── SUPPLIED INFORMATION ──

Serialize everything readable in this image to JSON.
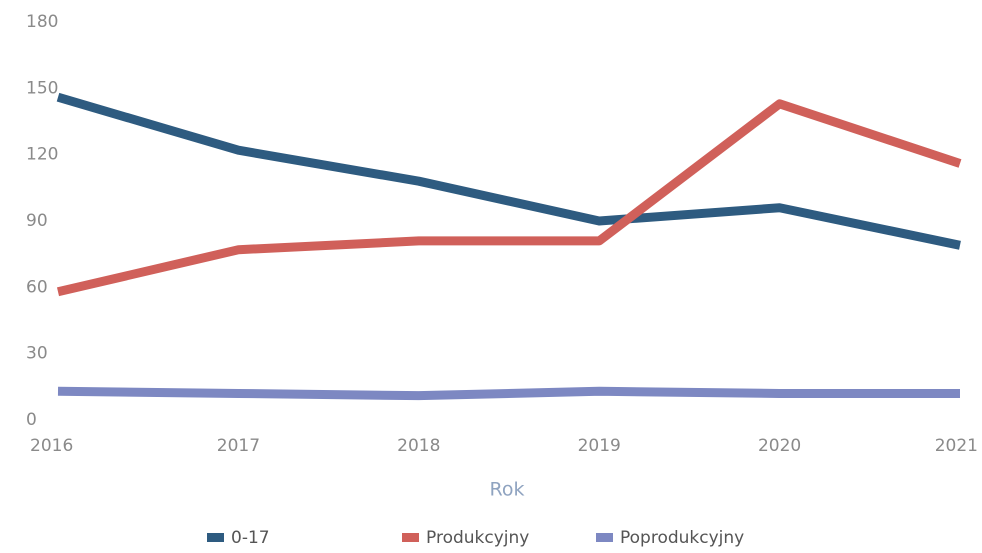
{
  "chart_data": {
    "type": "line",
    "x_label": "Rok",
    "categories": [
      "2016",
      "2017",
      "2018",
      "2019",
      "2020",
      "2021"
    ],
    "series": [
      {
        "name": "0-17",
        "color": "#2e5b80",
        "values": [
          146,
          122,
          108,
          90,
          96,
          79
        ]
      },
      {
        "name": "Produkcyjny",
        "color": "#d0605a",
        "values": [
          58,
          77,
          81,
          81,
          143,
          116
        ]
      },
      {
        "name": "Poprodukcyjny",
        "color": "#7d88c2",
        "values": [
          13,
          12,
          11,
          13,
          12,
          12
        ]
      }
    ],
    "ylim": [
      0,
      180
    ],
    "yticks": [
      0,
      30,
      60,
      90,
      120,
      150,
      180
    ],
    "grid": false,
    "legend": "bottom"
  }
}
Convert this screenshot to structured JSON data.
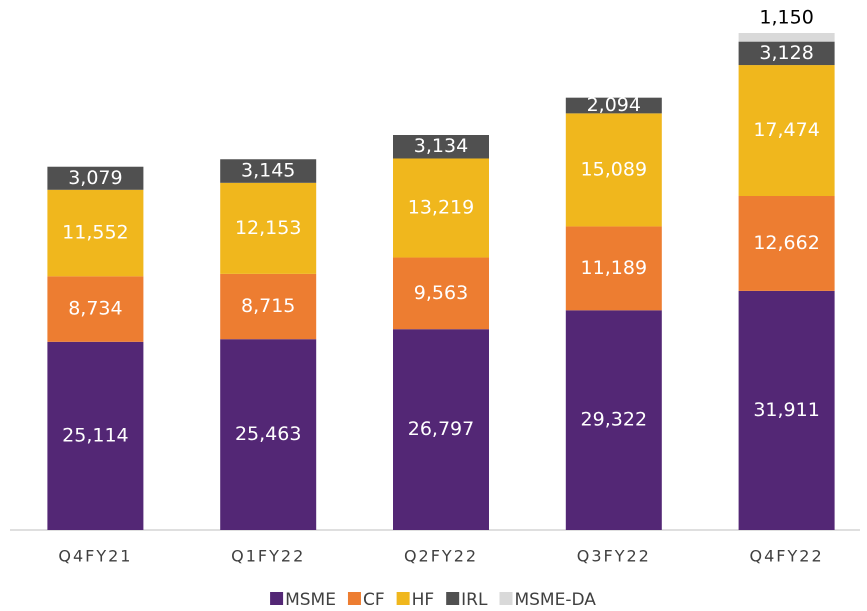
{
  "chart_data": {
    "type": "stacked_bar",
    "categories": [
      "Q4FY21",
      "Q1FY22",
      "Q2FY22",
      "Q3FY22",
      "Q4FY22"
    ],
    "series": [
      {
        "name": "MSME",
        "color": "#532775",
        "values": [
          25114,
          25463,
          26797,
          29322,
          31911
        ],
        "value_labels": [
          "25,114",
          "25,463",
          "26,797",
          "29,322",
          "31,911"
        ]
      },
      {
        "name": "CF",
        "color": "#ed7d31",
        "values": [
          8734,
          8715,
          9563,
          11189,
          12662
        ],
        "value_labels": [
          "8,734",
          "8,715",
          "9,563",
          "11,189",
          "12,662"
        ]
      },
      {
        "name": "HF",
        "color": "#f0b71d",
        "values": [
          11552,
          12153,
          13219,
          15089,
          17474
        ],
        "value_labels": [
          "11,552",
          "12,153",
          "13,219",
          "15,089",
          "17,474"
        ]
      },
      {
        "name": "IRL",
        "color": "#505050",
        "values": [
          3079,
          3145,
          3134,
          2094,
          3128
        ],
        "value_labels": [
          "3,079",
          "3,145",
          "3,134",
          "2,094",
          "3,128"
        ]
      },
      {
        "name": "MSME-DA",
        "color": "#d9d9d9",
        "values": [
          null,
          null,
          null,
          null,
          1150
        ],
        "value_labels": [
          null,
          null,
          null,
          null,
          "1,150"
        ]
      }
    ]
  }
}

───

> [WHAT YOU NEED TO DO]
Transcribe each line above verbatim, with the pictures left out.

> [PROBLEM SOLUTION]
Serialize everything readable in this image to JSON.
{
  "chart_data": {
    "type": "line",
    "x_label": "Rok",
    "categories": [
      "2016",
      "2017",
      "2018",
      "2019",
      "2020",
      "2021"
    ],
    "series": [
      {
        "name": "0-17",
        "color": "#2e5b80",
        "values": [
          146,
          122,
          108,
          90,
          96,
          79
        ]
      },
      {
        "name": "Produkcyjny",
        "color": "#d0605a",
        "values": [
          58,
          77,
          81,
          81,
          143,
          116
        ]
      },
      {
        "name": "Poprodukcyjny",
        "color": "#7d88c2",
        "values": [
          13,
          12,
          11,
          13,
          12,
          12
        ]
      }
    ],
    "ylim": [
      0,
      180
    ],
    "yticks": [
      0,
      30,
      60,
      90,
      120,
      150,
      180
    ],
    "grid": false,
    "legend": "bottom"
  }
}
Convert this screenshot to structured JSON data.
{
  "chart_data": {
    "type": "stacked_bar",
    "categories": [
      "Q4FY21",
      "Q1FY22",
      "Q2FY22",
      "Q3FY22",
      "Q4FY22"
    ],
    "series": [
      {
        "name": "MSME",
        "color": "#532775",
        "values": [
          25114,
          25463,
          26797,
          29322,
          31911
        ],
        "value_labels": [
          "25,114",
          "25,463",
          "26,797",
          "29,322",
          "31,911"
        ]
      },
      {
        "name": "CF",
        "color": "#ed7d31",
        "values": [
          8734,
          8715,
          9563,
          11189,
          12662
        ],
        "value_labels": [
          "8,734",
          "8,715",
          "9,563",
          "11,189",
          "12,662"
        ]
      },
      {
        "name": "HF",
        "color": "#f0b71d",
        "values": [
          11552,
          12153,
          13219,
          15089,
          17474
        ],
        "value_labels": [
          "11,552",
          "12,153",
          "13,219",
          "15,089",
          "17,474"
        ]
      },
      {
        "name": "IRL",
        "color": "#505050",
        "values": [
          3079,
          3145,
          3134,
          2094,
          3128
        ],
        "value_labels": [
          "3,079",
          "3,145",
          "3,134",
          "2,094",
          "3,128"
        ]
      },
      {
        "name": "MSME-DA",
        "color": "#d9d9d9",
        "values": [
          null,
          null,
          null,
          null,
          1150
        ],
        "value_labels": [
          null,
          null,
          null,
          null,
          "1,150"
        ]
      }
    ]
  }
}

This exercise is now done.